* [Exercise objective]: Starting at the beginning of the data and ending with the line that contains "bar xyxy=(288,387,303,413)", reproduce those lines with every "x-tick-label" swapped for "x-axis-label" and nothing else altered.

* [Data extract]:
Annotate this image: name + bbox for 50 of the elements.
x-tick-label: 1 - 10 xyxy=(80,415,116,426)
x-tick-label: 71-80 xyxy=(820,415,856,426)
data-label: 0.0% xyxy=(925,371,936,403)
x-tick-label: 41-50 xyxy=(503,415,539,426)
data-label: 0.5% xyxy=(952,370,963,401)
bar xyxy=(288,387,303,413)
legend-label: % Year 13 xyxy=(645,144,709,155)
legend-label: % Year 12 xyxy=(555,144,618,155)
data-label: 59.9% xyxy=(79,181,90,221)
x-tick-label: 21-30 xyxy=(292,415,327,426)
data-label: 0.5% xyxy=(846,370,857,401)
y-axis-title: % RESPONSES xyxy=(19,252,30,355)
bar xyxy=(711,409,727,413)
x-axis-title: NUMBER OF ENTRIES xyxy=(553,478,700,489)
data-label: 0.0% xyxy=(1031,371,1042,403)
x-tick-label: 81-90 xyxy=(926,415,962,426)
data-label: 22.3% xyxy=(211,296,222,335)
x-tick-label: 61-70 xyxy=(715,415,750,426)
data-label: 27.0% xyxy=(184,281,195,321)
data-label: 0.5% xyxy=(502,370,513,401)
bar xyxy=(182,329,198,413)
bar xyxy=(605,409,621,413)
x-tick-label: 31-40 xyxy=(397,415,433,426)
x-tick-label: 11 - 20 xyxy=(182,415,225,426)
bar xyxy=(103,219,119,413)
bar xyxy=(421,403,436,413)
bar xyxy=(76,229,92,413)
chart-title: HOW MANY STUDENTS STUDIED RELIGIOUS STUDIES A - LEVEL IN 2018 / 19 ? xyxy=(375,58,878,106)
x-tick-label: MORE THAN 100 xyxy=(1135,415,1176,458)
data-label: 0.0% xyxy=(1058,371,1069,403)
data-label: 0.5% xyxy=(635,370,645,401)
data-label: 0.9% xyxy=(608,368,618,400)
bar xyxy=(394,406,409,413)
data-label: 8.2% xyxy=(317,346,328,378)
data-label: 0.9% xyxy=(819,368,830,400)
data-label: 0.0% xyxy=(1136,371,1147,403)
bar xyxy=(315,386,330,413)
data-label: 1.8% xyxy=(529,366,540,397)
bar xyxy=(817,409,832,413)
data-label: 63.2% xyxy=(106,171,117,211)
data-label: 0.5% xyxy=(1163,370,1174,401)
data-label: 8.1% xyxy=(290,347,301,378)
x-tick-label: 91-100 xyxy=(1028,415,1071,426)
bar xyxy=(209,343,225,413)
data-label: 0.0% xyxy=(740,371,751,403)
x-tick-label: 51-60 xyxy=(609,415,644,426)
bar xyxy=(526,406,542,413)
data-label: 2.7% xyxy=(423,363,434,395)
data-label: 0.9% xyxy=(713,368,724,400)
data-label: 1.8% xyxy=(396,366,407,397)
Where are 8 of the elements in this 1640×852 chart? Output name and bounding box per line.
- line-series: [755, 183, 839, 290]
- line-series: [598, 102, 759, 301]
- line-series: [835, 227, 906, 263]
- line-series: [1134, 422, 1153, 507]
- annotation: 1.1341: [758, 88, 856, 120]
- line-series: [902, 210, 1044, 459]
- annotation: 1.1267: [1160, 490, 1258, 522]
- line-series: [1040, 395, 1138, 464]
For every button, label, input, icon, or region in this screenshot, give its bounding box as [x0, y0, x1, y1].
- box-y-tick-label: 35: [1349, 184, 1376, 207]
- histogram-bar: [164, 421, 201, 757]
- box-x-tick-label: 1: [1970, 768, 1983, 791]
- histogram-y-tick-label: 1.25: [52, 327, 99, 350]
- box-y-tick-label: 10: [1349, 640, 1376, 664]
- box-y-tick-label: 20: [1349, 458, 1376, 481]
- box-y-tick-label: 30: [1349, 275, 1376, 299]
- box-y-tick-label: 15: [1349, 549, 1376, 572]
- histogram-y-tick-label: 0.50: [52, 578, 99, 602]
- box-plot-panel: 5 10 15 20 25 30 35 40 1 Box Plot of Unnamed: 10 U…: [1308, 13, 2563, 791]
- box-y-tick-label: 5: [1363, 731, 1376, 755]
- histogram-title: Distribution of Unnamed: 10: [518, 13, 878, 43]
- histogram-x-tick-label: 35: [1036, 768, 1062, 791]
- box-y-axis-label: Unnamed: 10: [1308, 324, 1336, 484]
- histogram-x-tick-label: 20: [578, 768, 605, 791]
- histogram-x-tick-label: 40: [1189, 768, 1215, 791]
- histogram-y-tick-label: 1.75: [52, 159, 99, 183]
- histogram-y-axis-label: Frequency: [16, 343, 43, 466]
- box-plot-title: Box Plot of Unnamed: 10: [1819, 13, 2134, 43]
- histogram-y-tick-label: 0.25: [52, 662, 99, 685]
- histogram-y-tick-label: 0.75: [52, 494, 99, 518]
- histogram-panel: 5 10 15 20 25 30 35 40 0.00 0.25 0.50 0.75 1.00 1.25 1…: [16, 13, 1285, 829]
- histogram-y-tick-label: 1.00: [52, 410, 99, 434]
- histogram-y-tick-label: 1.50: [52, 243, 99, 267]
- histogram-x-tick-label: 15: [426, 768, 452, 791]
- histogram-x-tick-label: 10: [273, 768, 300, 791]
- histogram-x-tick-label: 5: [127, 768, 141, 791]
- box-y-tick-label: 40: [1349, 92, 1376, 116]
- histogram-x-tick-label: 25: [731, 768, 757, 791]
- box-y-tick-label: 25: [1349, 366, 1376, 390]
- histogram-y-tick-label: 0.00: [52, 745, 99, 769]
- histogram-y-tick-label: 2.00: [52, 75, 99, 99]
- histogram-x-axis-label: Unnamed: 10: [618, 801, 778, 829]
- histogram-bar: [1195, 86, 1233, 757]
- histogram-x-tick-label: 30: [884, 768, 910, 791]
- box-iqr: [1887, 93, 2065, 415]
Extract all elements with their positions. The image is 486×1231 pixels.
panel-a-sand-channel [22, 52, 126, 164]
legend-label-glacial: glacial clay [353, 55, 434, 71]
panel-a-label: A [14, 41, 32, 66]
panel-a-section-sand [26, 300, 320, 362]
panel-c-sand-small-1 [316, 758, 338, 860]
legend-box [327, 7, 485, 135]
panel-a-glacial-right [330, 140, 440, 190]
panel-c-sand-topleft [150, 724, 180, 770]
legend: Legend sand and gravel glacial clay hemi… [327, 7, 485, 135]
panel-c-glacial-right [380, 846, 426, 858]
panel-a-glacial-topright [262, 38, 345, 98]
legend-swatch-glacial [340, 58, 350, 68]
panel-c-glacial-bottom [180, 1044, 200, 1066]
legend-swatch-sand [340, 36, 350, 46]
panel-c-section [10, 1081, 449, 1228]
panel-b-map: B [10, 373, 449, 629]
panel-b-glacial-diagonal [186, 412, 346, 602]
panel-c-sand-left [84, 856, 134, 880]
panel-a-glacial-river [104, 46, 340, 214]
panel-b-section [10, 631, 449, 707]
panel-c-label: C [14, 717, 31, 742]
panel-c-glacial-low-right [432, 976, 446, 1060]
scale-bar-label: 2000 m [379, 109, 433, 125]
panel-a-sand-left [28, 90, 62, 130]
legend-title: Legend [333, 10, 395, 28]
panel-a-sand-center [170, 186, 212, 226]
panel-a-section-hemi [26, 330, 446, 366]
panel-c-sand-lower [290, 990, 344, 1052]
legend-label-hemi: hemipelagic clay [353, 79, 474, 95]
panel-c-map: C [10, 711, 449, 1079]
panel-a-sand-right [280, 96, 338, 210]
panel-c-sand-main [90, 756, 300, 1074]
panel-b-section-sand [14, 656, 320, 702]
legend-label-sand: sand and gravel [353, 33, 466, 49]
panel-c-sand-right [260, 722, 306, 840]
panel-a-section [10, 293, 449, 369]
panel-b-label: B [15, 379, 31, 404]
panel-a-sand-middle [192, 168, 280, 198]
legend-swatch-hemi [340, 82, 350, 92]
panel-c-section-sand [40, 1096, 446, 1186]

* [Reply]:
Annotate this image: name + bbox for 50 of the elements.
x-axis-label: 1 - 10 xyxy=(80,415,116,426)
x-axis-label: 71-80 xyxy=(820,415,856,426)
data-label: 0.0% xyxy=(925,371,936,403)
x-axis-label: 41-50 xyxy=(503,415,539,426)
data-label: 0.5% xyxy=(952,370,963,401)
bar xyxy=(288,387,303,413)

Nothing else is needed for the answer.